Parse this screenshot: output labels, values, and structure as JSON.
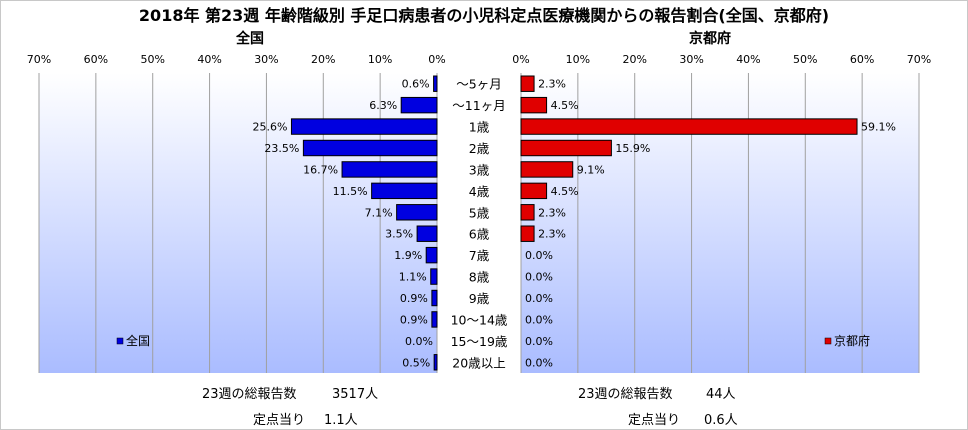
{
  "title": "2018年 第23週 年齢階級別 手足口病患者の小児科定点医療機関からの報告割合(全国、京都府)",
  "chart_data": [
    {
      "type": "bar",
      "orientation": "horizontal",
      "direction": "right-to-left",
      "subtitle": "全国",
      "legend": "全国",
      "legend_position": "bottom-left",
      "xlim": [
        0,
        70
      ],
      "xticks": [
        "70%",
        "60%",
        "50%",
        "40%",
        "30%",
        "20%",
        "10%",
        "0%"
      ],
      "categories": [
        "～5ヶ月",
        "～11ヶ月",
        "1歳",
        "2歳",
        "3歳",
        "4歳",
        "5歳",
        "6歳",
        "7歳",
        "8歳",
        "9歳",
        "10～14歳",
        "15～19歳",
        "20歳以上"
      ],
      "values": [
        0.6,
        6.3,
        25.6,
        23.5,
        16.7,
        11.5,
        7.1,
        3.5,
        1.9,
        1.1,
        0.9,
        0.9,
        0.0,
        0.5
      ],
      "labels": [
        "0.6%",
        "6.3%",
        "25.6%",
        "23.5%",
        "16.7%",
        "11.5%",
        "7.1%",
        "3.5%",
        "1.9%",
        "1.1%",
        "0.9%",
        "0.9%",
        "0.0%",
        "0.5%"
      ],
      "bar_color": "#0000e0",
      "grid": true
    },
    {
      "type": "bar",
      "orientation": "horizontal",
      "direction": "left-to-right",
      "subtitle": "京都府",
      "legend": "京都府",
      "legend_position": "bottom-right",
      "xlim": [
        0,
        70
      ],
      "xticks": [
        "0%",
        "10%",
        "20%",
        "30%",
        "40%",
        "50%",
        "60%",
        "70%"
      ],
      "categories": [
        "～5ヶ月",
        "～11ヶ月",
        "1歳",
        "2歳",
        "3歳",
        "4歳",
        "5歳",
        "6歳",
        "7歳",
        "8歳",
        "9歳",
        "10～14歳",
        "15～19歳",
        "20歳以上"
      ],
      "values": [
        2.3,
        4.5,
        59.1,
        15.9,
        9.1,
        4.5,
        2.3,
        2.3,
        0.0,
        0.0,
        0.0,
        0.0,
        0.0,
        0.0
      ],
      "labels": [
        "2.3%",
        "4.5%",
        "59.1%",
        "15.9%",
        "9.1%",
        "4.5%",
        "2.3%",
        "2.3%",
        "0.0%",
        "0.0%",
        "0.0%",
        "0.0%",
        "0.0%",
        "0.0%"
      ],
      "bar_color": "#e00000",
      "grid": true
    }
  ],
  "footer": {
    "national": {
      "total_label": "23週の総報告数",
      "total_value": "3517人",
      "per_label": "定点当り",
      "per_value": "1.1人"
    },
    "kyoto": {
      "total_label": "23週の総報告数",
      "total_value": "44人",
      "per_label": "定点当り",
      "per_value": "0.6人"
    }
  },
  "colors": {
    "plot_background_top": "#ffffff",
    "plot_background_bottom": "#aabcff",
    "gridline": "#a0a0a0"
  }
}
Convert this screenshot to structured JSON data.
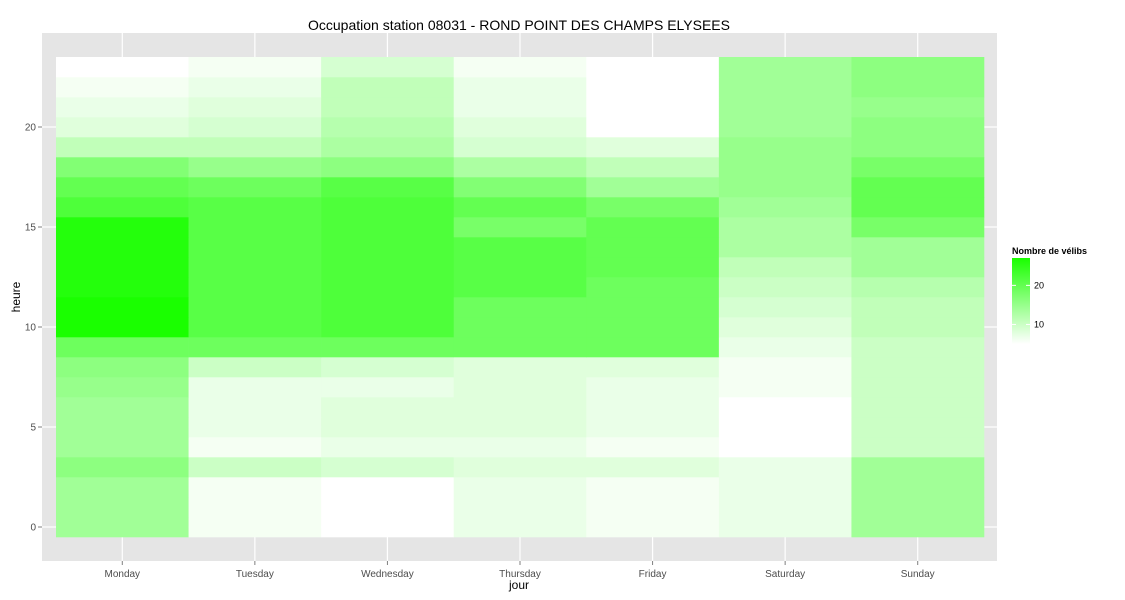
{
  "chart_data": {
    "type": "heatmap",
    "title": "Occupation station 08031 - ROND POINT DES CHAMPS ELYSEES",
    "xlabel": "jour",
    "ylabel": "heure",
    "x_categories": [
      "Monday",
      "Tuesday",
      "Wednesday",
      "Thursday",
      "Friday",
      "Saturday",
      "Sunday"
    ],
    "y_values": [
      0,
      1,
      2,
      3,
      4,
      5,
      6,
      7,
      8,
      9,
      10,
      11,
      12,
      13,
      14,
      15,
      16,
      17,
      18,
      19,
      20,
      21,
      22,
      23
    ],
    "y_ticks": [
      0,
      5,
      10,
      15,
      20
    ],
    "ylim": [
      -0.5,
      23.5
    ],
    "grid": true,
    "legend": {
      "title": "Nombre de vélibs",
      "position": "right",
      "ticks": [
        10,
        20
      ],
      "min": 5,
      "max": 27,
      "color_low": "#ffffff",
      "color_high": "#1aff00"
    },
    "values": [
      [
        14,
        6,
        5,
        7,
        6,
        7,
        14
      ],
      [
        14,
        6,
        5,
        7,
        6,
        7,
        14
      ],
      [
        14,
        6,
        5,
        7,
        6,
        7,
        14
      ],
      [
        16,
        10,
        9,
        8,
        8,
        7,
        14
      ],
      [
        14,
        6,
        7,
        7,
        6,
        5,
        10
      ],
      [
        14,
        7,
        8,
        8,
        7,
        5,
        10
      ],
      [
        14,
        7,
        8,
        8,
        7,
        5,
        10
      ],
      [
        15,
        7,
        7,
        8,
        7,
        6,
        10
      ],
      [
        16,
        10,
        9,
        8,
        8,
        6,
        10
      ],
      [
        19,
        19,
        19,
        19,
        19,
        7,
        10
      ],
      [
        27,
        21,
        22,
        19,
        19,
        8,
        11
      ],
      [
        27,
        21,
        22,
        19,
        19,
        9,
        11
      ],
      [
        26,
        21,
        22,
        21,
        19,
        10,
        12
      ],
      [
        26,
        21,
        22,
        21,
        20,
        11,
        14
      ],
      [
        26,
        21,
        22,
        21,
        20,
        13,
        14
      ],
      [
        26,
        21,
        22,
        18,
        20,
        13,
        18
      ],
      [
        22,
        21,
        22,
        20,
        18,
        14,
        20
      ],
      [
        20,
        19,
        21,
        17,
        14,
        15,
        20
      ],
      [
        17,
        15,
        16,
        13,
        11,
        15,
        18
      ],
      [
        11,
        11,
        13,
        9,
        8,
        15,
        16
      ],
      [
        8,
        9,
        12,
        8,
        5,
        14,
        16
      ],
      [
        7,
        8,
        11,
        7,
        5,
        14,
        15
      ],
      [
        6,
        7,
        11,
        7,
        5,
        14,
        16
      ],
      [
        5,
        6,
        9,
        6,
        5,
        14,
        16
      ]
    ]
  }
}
★ ★ ★ ★ ★ ★ ★
▶ WHAT THE EXERCISE ASKS
Write out each line again precisely as it appears, skipping every picture.

▶ TASK RESPONSE
Parse this screenshot: output labels, values, and structure as JSON.
{
  "title": "2018年 第23週 年齢階級別 手足口病患者の小児科定点医療機関からの報告割合(全国、京都府)",
  "chart_data": [
    {
      "type": "bar",
      "orientation": "horizontal",
      "direction": "right-to-left",
      "subtitle": "全国",
      "legend": "全国",
      "legend_position": "bottom-left",
      "xlim": [
        0,
        70
      ],
      "xticks": [
        "70%",
        "60%",
        "50%",
        "40%",
        "30%",
        "20%",
        "10%",
        "0%"
      ],
      "categories": [
        "～5ヶ月",
        "～11ヶ月",
        "1歳",
        "2歳",
        "3歳",
        "4歳",
        "5歳",
        "6歳",
        "7歳",
        "8歳",
        "9歳",
        "10～14歳",
        "15～19歳",
        "20歳以上"
      ],
      "values": [
        0.6,
        6.3,
        25.6,
        23.5,
        16.7,
        11.5,
        7.1,
        3.5,
        1.9,
        1.1,
        0.9,
        0.9,
        0.0,
        0.5
      ],
      "labels": [
        "0.6%",
        "6.3%",
        "25.6%",
        "23.5%",
        "16.7%",
        "11.5%",
        "7.1%",
        "3.5%",
        "1.9%",
        "1.1%",
        "0.9%",
        "0.9%",
        "0.0%",
        "0.5%"
      ],
      "bar_color": "#0000e0",
      "grid": true
    },
    {
      "type": "bar",
      "orientation": "horizontal",
      "direction": "left-to-right",
      "subtitle": "京都府",
      "legend": "京都府",
      "legend_position": "bottom-right",
      "xlim": [
        0,
        70
      ],
      "xticks": [
        "0%",
        "10%",
        "20%",
        "30%",
        "40%",
        "50%",
        "60%",
        "70%"
      ],
      "categories": [
        "～5ヶ月",
        "～11ヶ月",
        "1歳",
        "2歳",
        "3歳",
        "4歳",
        "5歳",
        "6歳",
        "7歳",
        "8歳",
        "9歳",
        "10～14歳",
        "15～19歳",
        "20歳以上"
      ],
      "values": [
        2.3,
        4.5,
        59.1,
        15.9,
        9.1,
        4.5,
        2.3,
        2.3,
        0.0,
        0.0,
        0.0,
        0.0,
        0.0,
        0.0
      ],
      "labels": [
        "2.3%",
        "4.5%",
        "59.1%",
        "15.9%",
        "9.1%",
        "4.5%",
        "2.3%",
        "2.3%",
        "0.0%",
        "0.0%",
        "0.0%",
        "0.0%",
        "0.0%",
        "0.0%"
      ],
      "bar_color": "#e00000",
      "grid": true
    }
  ],
  "footer": {
    "national": {
      "total_label": "23週の総報告数",
      "total_value": "3517人",
      "per_label": "定点当り",
      "per_value": "1.1人"
    },
    "kyoto": {
      "total_label": "23週の総報告数",
      "total_value": "44人",
      "per_label": "定点当り",
      "per_value": "0.6人"
    }
  },
  "colors": {
    "plot_background_top": "#ffffff",
    "plot_background_bottom": "#aabcff",
    "gridline": "#a0a0a0"
  }
}
Convert this screenshot to structured JSON data.
{
  "chart_data": {
    "type": "heatmap",
    "title": "Occupation station 08031 - ROND POINT DES CHAMPS ELYSEES",
    "xlabel": "jour",
    "ylabel": "heure",
    "x_categories": [
      "Monday",
      "Tuesday",
      "Wednesday",
      "Thursday",
      "Friday",
      "Saturday",
      "Sunday"
    ],
    "y_values": [
      0,
      1,
      2,
      3,
      4,
      5,
      6,
      7,
      8,
      9,
      10,
      11,
      12,
      13,
      14,
      15,
      16,
      17,
      18,
      19,
      20,
      21,
      22,
      23
    ],
    "y_ticks": [
      0,
      5,
      10,
      15,
      20
    ],
    "ylim": [
      -0.5,
      23.5
    ],
    "grid": true,
    "legend": {
      "title": "Nombre de vélibs",
      "position": "right",
      "ticks": [
        10,
        20
      ],
      "min": 5,
      "max": 27,
      "color_low": "#ffffff",
      "color_high": "#1aff00"
    },
    "values": [
      [
        14,
        6,
        5,
        7,
        6,
        7,
        14
      ],
      [
        14,
        6,
        5,
        7,
        6,
        7,
        14
      ],
      [
        14,
        6,
        5,
        7,
        6,
        7,
        14
      ],
      [
        16,
        10,
        9,
        8,
        8,
        7,
        14
      ],
      [
        14,
        6,
        7,
        7,
        6,
        5,
        10
      ],
      [
        14,
        7,
        8,
        8,
        7,
        5,
        10
      ],
      [
        14,
        7,
        8,
        8,
        7,
        5,
        10
      ],
      [
        15,
        7,
        7,
        8,
        7,
        6,
        10
      ],
      [
        16,
        10,
        9,
        8,
        8,
        6,
        10
      ],
      [
        19,
        19,
        19,
        19,
        19,
        7,
        10
      ],
      [
        27,
        21,
        22,
        19,
        19,
        8,
        11
      ],
      [
        27,
        21,
        22,
        19,
        19,
        9,
        11
      ],
      [
        26,
        21,
        22,
        21,
        19,
        10,
        12
      ],
      [
        26,
        21,
        22,
        21,
        20,
        11,
        14
      ],
      [
        26,
        21,
        22,
        21,
        20,
        13,
        14
      ],
      [
        26,
        21,
        22,
        18,
        20,
        13,
        18
      ],
      [
        22,
        21,
        22,
        20,
        18,
        14,
        20
      ],
      [
        20,
        19,
        21,
        17,
        14,
        15,
        20
      ],
      [
        17,
        15,
        16,
        13,
        11,
        15,
        18
      ],
      [
        11,
        11,
        13,
        9,
        8,
        15,
        16
      ],
      [
        8,
        9,
        12,
        8,
        5,
        14,
        16
      ],
      [
        7,
        8,
        11,
        7,
        5,
        14,
        15
      ],
      [
        6,
        7,
        11,
        7,
        5,
        14,
        16
      ],
      [
        5,
        6,
        9,
        6,
        5,
        14,
        16
      ]
    ]
  }
}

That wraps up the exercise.